Gather from the listing below each line that includes the word "ſans", and copy it.

---------- TASK INPUT ----------

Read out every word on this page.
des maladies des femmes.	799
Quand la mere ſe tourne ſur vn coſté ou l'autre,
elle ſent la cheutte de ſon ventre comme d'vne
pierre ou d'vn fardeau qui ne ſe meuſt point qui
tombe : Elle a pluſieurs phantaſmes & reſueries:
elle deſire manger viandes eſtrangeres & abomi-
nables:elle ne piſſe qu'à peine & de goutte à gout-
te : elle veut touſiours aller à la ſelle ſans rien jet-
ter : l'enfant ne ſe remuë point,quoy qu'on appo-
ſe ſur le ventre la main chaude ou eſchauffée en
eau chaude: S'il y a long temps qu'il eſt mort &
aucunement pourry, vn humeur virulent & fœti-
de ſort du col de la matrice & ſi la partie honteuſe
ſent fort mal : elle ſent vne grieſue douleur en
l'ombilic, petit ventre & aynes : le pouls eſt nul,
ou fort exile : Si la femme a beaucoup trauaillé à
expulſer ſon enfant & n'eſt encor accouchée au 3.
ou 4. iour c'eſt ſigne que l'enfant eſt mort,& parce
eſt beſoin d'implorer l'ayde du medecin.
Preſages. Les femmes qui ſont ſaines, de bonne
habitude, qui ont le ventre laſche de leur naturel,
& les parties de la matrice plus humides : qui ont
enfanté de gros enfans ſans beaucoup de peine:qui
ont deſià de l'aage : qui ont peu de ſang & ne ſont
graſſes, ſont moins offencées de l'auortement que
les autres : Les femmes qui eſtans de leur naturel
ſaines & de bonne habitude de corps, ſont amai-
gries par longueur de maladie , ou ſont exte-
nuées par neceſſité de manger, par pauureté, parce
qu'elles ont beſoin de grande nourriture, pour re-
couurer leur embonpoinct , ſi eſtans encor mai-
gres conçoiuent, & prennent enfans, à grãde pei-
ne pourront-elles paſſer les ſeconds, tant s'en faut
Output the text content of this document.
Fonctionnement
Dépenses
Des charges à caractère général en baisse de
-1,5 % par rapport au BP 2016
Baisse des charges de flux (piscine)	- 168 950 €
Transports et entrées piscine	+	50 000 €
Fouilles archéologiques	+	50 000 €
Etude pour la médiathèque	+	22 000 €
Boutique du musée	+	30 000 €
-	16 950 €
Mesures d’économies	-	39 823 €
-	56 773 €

----------

**PROBLEM SOLUTION:**
te : elle veut touſiours aller à la ſelle ſans rien jet-
enfanté de gros enfans ſans beaucoup de peine:qui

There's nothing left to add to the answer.